▶ WORK REQUIRED
In the copy, include every entry exactly but none of the images.

********

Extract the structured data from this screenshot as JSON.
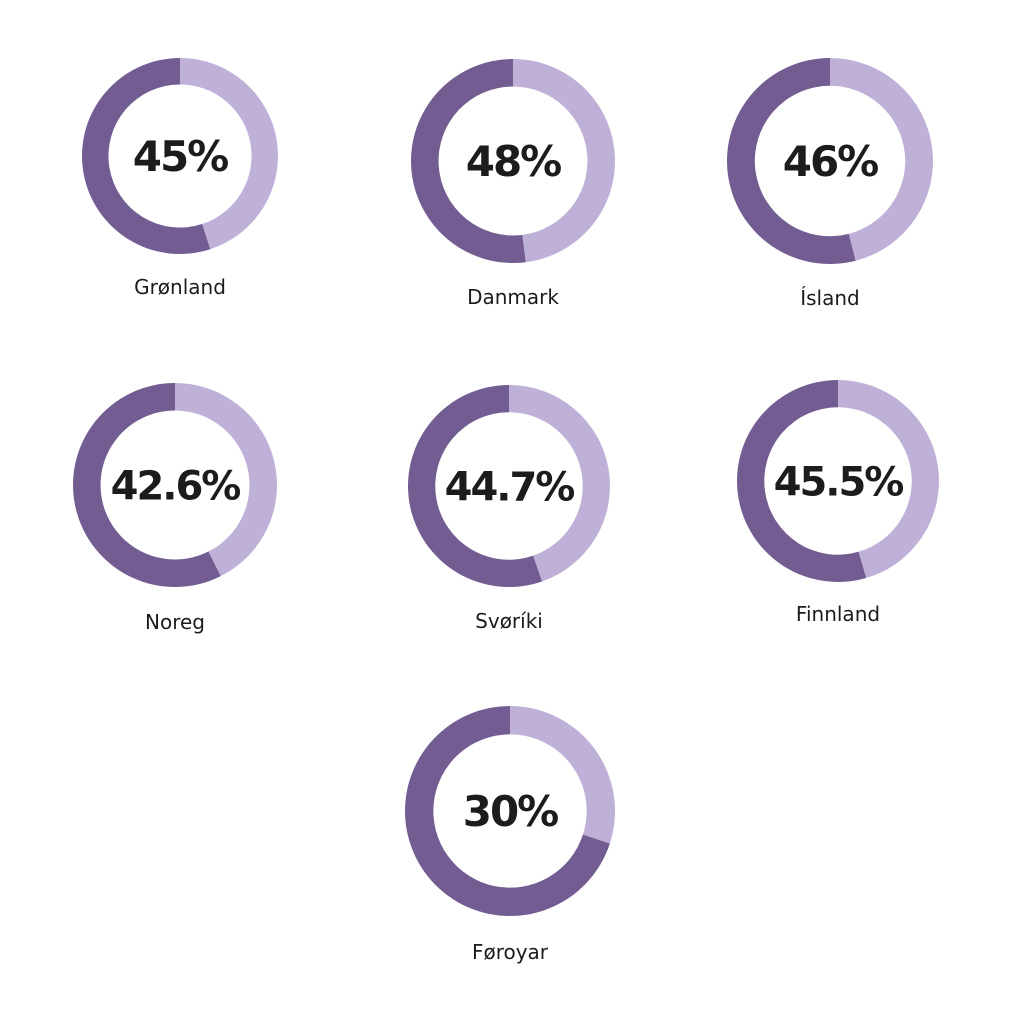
{
  "chart_data": [
    {
      "type": "pie",
      "variant": "donut",
      "label": "Grønland",
      "value": 45,
      "value_label": "45%"
    },
    {
      "type": "pie",
      "variant": "donut",
      "label": "Danmark",
      "value": 48,
      "value_label": "48%"
    },
    {
      "type": "pie",
      "variant": "donut",
      "label": "Ísland",
      "value": 46,
      "value_label": "46%"
    },
    {
      "type": "pie",
      "variant": "donut",
      "label": "Noreg",
      "value": 42.6,
      "value_label": "42.6%"
    },
    {
      "type": "pie",
      "variant": "donut",
      "label": "Svøríki",
      "value": 44.7,
      "value_label": "44.7%"
    },
    {
      "type": "pie",
      "variant": "donut",
      "label": "Finnland",
      "value": 45.5,
      "value_label": "45.5%"
    },
    {
      "type": "pie",
      "variant": "donut",
      "label": "Føroyar",
      "value": 30,
      "value_label": "30%"
    }
  ],
  "colors": {
    "value_segment": "#bfb0d8",
    "remainder_segment": "#735c91",
    "text": "#1c1c1c"
  }
}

********

▶ FINISHED EXERCISE
Extract the structured data from this screenshot as JSON.
{
  "chart_data": [
    {
      "type": "pie",
      "variant": "donut",
      "label": "Grønland",
      "value": 45,
      "value_label": "45%"
    },
    {
      "type": "pie",
      "variant": "donut",
      "label": "Danmark",
      "value": 48,
      "value_label": "48%"
    },
    {
      "type": "pie",
      "variant": "donut",
      "label": "Ísland",
      "value": 46,
      "value_label": "46%"
    },
    {
      "type": "pie",
      "variant": "donut",
      "label": "Noreg",
      "value": 42.6,
      "value_label": "42.6%"
    },
    {
      "type": "pie",
      "variant": "donut",
      "label": "Svøríki",
      "value": 44.7,
      "value_label": "44.7%"
    },
    {
      "type": "pie",
      "variant": "donut",
      "label": "Finnland",
      "value": 45.5,
      "value_label": "45.5%"
    },
    {
      "type": "pie",
      "variant": "donut",
      "label": "Føroyar",
      "value": 30,
      "value_label": "30%"
    }
  ],
  "colors": {
    "value_segment": "#bfb0d8",
    "remainder_segment": "#735c91",
    "text": "#1c1c1c"
  }
}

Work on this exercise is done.